-- start of Available data --

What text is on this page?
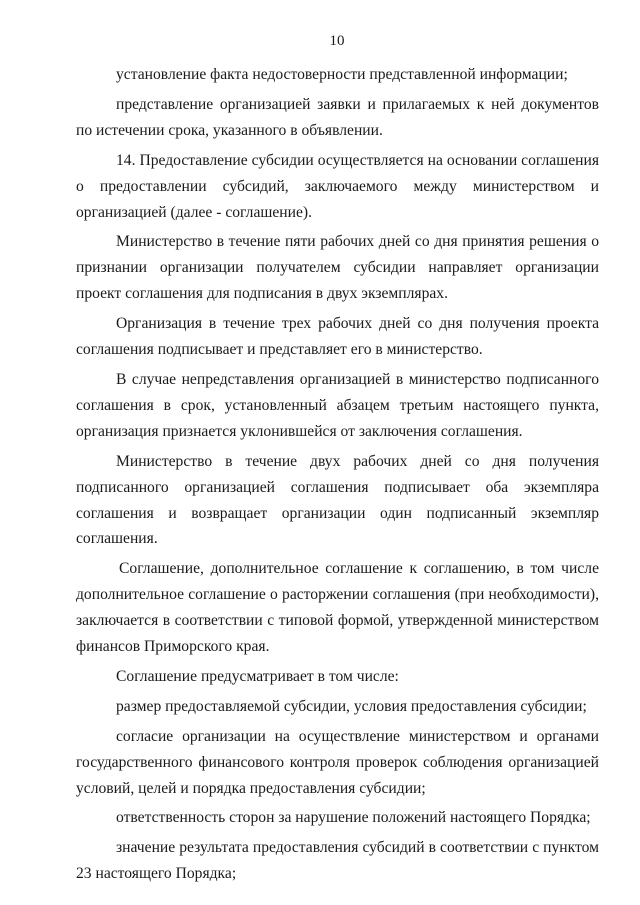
10

установление факта недостоверности представленной информации;

представление организацией заявки и прилагаемых к ней документов по истечении срока, указанного в объявлении.

14. Предоставление субсидии осуществляется на основании соглашения о предоставлении субсидий, заключаемого между министерством и организацией (далее - соглашение).

Министерство в течение пяти рабочих дней со дня принятия решения о признании организации получателем субсидии направляет организации проект соглашения для подписания в двух экземплярах.

Организация в течение трех рабочих дней со дня получения проекта соглашения подписывает и представляет его в министерство.

В случае непредставления организацией в министерство подписанного соглашения в срок, установленный абзацем третьим настоящего пункта, организация признается уклонившейся от заключения соглашения.

Министерство в течение двух рабочих дней со дня получения подписанного организацией соглашения подписывает оба экземпляра соглашения и возвращает организации один подписанный экземпляр соглашения.

Соглашение, дополнительное соглашение к соглашению, в том числе дополнительное соглашение о расторжении соглашения (при необходимости), заключается в соответствии с типовой формой, утвержденной министерством финансов Приморского края.

Соглашение предусматривает в том числе:

размер предоставляемой субсидии, условия предоставления субсидии;

согласие организации на осуществление министерством и органами государственного финансового контроля проверок соблюдения организацией условий, целей и порядка предоставления субсидии;

ответственность сторон за нарушение положений настоящего Порядка;

значение результата предоставления субсидий в соответствии с пунктом 23 настоящего Порядка;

-- end of Available data --

* _Set problem_
Extract the full listing above verbatim; pictures are to be left out of the copy.

* _Expected output_
What text is on this page?
10

установление факта недостоверности представленной информации;

представление организацией заявки и прилагаемых к ней документов по истечении срока, указанного в объявлении.

14. Предоставление субсидии осуществляется на основании соглашения о предоставлении субсидий, заключаемого между министерством и организацией (далее - соглашение).

Министерство в течение пяти рабочих дней со дня принятия решения о признании организации получателем субсидии направляет организации проект соглашения для подписания в двух экземплярах.

Организация в течение трех рабочих дней со дня получения проекта соглашения подписывает и представляет его в министерство.

В случае непредставления организацией в министерство подписанного соглашения в срок, установленный абзацем третьим настоящего пункта, организация признается уклонившейся от заключения соглашения.

Министерство в течение двух рабочих дней со дня получения подписанного организацией соглашения подписывает оба экземпляра соглашения и возвращает организации один подписанный экземпляр соглашения.

Соглашение, дополнительное соглашение к соглашению, в том числе дополнительное соглашение о расторжении соглашения (при необходимости), заключается в соответствии с типовой формой, утвержденной министерством финансов Приморского края.

Соглашение предусматривает в том числе:

размер предоставляемой субсидии, условия предоставления субсидии;

согласие организации на осуществление министерством и органами государственного финансового контроля проверок соблюдения организацией условий, целей и порядка предоставления субсидии;

ответственность сторон за нарушение положений настоящего Порядка;

значение результата предоставления субсидий в соответствии с пунктом 23 настоящего Порядка;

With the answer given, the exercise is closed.